=== RAW DATA ===

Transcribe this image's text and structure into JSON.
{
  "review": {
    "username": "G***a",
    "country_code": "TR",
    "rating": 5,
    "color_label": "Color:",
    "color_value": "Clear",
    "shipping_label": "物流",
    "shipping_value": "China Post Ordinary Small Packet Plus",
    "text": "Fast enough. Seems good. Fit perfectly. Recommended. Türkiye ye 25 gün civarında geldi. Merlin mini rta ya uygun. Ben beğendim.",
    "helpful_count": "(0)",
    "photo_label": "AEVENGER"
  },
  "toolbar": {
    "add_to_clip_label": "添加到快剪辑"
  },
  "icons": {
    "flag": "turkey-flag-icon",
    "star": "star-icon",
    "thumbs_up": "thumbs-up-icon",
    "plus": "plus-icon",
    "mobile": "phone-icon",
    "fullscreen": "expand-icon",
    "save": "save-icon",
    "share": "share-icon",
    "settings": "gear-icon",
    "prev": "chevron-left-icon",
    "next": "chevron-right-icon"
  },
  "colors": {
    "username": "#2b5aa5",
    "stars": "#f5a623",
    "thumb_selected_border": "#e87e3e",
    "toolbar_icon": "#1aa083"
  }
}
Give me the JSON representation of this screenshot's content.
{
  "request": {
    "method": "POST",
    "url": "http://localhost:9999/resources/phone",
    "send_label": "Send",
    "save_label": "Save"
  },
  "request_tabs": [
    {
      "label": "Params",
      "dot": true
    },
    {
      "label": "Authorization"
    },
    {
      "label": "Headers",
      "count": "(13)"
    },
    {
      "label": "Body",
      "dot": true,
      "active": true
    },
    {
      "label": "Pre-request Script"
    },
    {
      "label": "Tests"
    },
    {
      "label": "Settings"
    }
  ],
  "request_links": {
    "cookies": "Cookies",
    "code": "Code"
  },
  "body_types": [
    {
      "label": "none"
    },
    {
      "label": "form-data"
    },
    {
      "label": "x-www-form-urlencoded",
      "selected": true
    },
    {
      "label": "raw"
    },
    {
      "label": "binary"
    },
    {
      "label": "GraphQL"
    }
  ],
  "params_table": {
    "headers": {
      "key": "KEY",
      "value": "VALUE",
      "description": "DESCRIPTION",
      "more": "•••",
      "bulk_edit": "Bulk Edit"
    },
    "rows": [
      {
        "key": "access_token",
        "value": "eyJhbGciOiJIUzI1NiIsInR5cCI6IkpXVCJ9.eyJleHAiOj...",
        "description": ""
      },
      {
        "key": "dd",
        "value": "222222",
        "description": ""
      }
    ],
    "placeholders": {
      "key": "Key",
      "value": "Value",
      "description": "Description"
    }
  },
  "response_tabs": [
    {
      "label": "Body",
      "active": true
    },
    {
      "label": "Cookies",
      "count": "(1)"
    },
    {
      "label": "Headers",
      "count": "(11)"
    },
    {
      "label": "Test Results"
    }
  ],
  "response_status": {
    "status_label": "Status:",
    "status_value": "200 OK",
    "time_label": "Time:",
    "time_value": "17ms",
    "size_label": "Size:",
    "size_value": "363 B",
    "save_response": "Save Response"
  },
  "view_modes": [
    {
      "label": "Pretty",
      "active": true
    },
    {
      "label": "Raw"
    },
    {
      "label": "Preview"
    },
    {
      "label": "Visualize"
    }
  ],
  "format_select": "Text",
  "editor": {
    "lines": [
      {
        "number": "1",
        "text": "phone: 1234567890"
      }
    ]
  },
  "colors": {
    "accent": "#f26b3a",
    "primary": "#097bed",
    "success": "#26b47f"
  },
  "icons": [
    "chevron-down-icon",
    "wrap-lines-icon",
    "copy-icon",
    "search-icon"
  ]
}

===

> **AIM**:
Write out every record, exactly as written.

> **OUTPUT OF THE EXERCISE**:
Transcribe this image's text and structure into JSON.
{
  "review": {
    "username": "G***a",
    "country_code": "TR",
    "rating": 5,
    "color_label": "Color:",
    "color_value": "Clear",
    "shipping_label": "物流",
    "shipping_value": "China Post Ordinary Small Packet Plus",
    "text": "Fast enough. Seems good. Fit perfectly. Recommended. Türkiye ye 25 gün civarında geldi. Merlin mini rta ya uygun. Ben beğendim.",
    "helpful_count": "(0)",
    "photo_label": "AEVENGER"
  },
  "toolbar": {
    "add_to_clip_label": "添加到快剪辑"
  },
  "icons": {
    "flag": "turkey-flag-icon",
    "star": "star-icon",
    "thumbs_up": "thumbs-up-icon",
    "plus": "plus-icon",
    "mobile": "phone-icon",
    "fullscreen": "expand-icon",
    "save": "save-icon",
    "share": "share-icon",
    "settings": "gear-icon",
    "prev": "chevron-left-icon",
    "next": "chevron-right-icon"
  },
  "colors": {
    "username": "#2b5aa5",
    "stars": "#f5a623",
    "thumb_selected_border": "#e87e3e",
    "toolbar_icon": "#1aa083"
  }
}
Give me the JSON representation of this screenshot's content.
{
  "request": {
    "method": "POST",
    "url": "http://localhost:9999/resources/phone",
    "send_label": "Send",
    "save_label": "Save"
  },
  "request_tabs": [
    {
      "label": "Params",
      "dot": true
    },
    {
      "label": "Authorization"
    },
    {
      "label": "Headers",
      "count": "(13)"
    },
    {
      "label": "Body",
      "dot": true,
      "active": true
    },
    {
      "label": "Pre-request Script"
    },
    {
      "label": "Tests"
    },
    {
      "label": "Settings"
    }
  ],
  "request_links": {
    "cookies": "Cookies",
    "code": "Code"
  },
  "body_types": [
    {
      "label": "none"
    },
    {
      "label": "form-data"
    },
    {
      "label": "x-www-form-urlencoded",
      "selected": true
    },
    {
      "label": "raw"
    },
    {
      "label": "binary"
    },
    {
      "label": "GraphQL"
    }
  ],
  "params_table": {
    "headers": {
      "key": "KEY",
      "value": "VALUE",
      "description": "DESCRIPTION",
      "more": "•••",
      "bulk_edit": "Bulk Edit"
    },
    "rows": [
      {
        "key": "access_token",
        "value": "eyJhbGciOiJIUzI1NiIsInR5cCI6IkpXVCJ9.eyJleHAiOj...",
        "description": ""
      },
      {
        "key": "dd",
        "value": "222222",
        "description": ""
      }
    ],
    "placeholders": {
      "key": "Key",
      "value": "Value",
      "description": "Description"
    }
  },
  "response_tabs": [
    {
      "label": "Body",
      "active": true
    },
    {
      "label": "Cookies",
      "count": "(1)"
    },
    {
      "label": "Headers",
      "count": "(11)"
    },
    {
      "label": "Test Results"
    }
  ],
  "response_status": {
    "status_label": "Status:",
    "status_value": "200 OK",
    "time_label": "Time:",
    "time_value": "17ms",
    "size_label": "Size:",
    "size_value": "363 B",
    "save_response": "Save Response"
  },
  "view_modes": [
    {
      "label": "Pretty",
      "active": true
    },
    {
      "label": "Raw"
    },
    {
      "label": "Preview"
    },
    {
      "label": "Visualize"
    }
  ],
  "format_select": "Text",
  "editor": {
    "lines": [
      {
        "number": "1",
        "text": "phone: 1234567890"
      }
    ]
  },
  "colors": {
    "accent": "#f26b3a",
    "primary": "#097bed",
    "success": "#26b47f"
  },
  "icons": [
    "chevron-down-icon",
    "wrap-lines-icon",
    "copy-icon",
    "search-icon"
  ]
}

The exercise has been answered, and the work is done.